PROMPT - Reproduce all entries precisely as they are written.

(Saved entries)
## Begin
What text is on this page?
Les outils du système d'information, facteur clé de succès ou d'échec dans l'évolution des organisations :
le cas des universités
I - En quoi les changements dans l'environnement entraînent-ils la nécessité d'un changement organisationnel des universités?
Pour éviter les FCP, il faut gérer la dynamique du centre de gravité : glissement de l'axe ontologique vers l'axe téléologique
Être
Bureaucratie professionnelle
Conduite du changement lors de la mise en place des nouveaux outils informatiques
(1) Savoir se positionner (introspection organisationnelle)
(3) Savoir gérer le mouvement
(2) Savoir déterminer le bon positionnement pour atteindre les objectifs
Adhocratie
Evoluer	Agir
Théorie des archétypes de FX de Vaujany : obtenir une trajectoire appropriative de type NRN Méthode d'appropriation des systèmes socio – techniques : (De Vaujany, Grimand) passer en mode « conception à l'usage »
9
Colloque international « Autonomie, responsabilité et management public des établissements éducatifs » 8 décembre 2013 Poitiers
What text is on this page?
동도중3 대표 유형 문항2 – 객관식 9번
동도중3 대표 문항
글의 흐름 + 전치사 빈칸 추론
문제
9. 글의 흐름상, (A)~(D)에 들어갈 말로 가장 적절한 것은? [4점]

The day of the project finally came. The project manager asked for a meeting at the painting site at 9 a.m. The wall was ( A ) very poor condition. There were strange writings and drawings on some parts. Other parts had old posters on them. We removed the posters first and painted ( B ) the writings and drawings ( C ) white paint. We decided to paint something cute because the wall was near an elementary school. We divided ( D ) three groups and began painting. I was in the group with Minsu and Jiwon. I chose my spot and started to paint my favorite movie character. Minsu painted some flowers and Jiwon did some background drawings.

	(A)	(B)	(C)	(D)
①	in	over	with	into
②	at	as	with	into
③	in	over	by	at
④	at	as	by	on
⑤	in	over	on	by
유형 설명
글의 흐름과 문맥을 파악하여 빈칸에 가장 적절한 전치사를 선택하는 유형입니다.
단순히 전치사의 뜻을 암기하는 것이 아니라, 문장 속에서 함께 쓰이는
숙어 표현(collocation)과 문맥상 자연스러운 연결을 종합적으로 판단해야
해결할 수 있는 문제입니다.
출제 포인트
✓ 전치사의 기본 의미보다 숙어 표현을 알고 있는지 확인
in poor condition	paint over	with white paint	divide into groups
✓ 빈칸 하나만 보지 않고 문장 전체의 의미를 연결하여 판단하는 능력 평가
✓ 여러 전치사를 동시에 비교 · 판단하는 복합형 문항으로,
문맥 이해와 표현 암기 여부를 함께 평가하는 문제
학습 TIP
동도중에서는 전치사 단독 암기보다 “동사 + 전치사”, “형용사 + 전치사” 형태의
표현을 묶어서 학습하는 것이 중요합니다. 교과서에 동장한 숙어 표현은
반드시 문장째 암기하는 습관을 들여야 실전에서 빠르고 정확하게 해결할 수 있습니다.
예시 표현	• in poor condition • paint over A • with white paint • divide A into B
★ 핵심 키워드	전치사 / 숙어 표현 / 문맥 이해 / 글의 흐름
## End
RESPONSE TO THIS EXERCISE -
What text is on this page?
Les outils du système d'information, facteur clé de succès ou d'échec dans l'évolution des organisations :
le cas des universités
I - En quoi les changements dans l'environnement entraînent-ils la nécessité d'un changement organisationnel des universités?
Pour éviter les FCP, il faut gérer la dynamique du centre de gravité : glissement de l'axe ontologique vers l'axe téléologique
Être
Bureaucratie professionnelle
Conduite du changement lors de la mise en place des nouveaux outils informatiques
(1) Savoir se positionner (introspection organisationnelle)
(3) Savoir gérer le mouvement
(2) Savoir déterminer le bon positionnement pour atteindre les objectifs
Adhocratie
Evoluer	Agir
Théorie des archétypes de FX de Vaujany : obtenir une trajectoire appropriative de type NRN Méthode d'appropriation des systèmes socio – techniques : (De Vaujany, Grimand) passer en mode « conception à l'usage »
9
Colloque international « Autonomie, responsabilité et management public des établissements éducatifs » 8 décembre 2013 Poitiers
What text is on this page?
동도중3 대표 유형 문항2 – 객관식 9번
동도중3 대표 문항
글의 흐름 + 전치사 빈칸 추론
문제
9. 글의 흐름상, (A)~(D)에 들어갈 말로 가장 적절한 것은? [4점]

The day of the project finally came. The project manager asked for a meeting at the painting site at 9 a.m. The wall was ( A ) very poor condition. There were strange writings and drawings on some parts. Other parts had old posters on them. We removed the posters first and painted ( B ) the writings and drawings ( C ) white paint. We decided to paint something cute because the wall was near an elementary school. We divided ( D ) three groups and began painting. I was in the group with Minsu and Jiwon. I chose my spot and started to paint my favorite movie character. Minsu painted some flowers and Jiwon did some background drawings.

	(A)	(B)	(C)	(D)
①	in	over	with	into
②	at	as	with	into
③	in	over	by	at
④	at	as	by	on
⑤	in	over	on	by
유형 설명
글의 흐름과 문맥을 파악하여 빈칸에 가장 적절한 전치사를 선택하는 유형입니다.
단순히 전치사의 뜻을 암기하는 것이 아니라, 문장 속에서 함께 쓰이는
숙어 표현(collocation)과 문맥상 자연스러운 연결을 종합적으로 판단해야
해결할 수 있는 문제입니다.
출제 포인트
✓ 전치사의 기본 의미보다 숙어 표현을 알고 있는지 확인
in poor condition	paint over	with white paint	divide into groups
✓ 빈칸 하나만 보지 않고 문장 전체의 의미를 연결하여 판단하는 능력 평가
✓ 여러 전치사를 동시에 비교 · 판단하는 복합형 문항으로,
문맥 이해와 표현 암기 여부를 함께 평가하는 문제
학습 TIP
동도중에서는 전치사 단독 암기보다 “동사 + 전치사”, “형용사 + 전치사” 형태의
표현을 묶어서 학습하는 것이 중요합니다. 교과서에 동장한 숙어 표현은
반드시 문장째 암기하는 습관을 들여야 실전에서 빠르고 정확하게 해결할 수 있습니다.
예시 표현	• in poor condition • paint over A • with white paint • divide A into B
★ 핵심 키워드	전치사 / 숙어 표현 / 문맥 이해 / 글의 흐름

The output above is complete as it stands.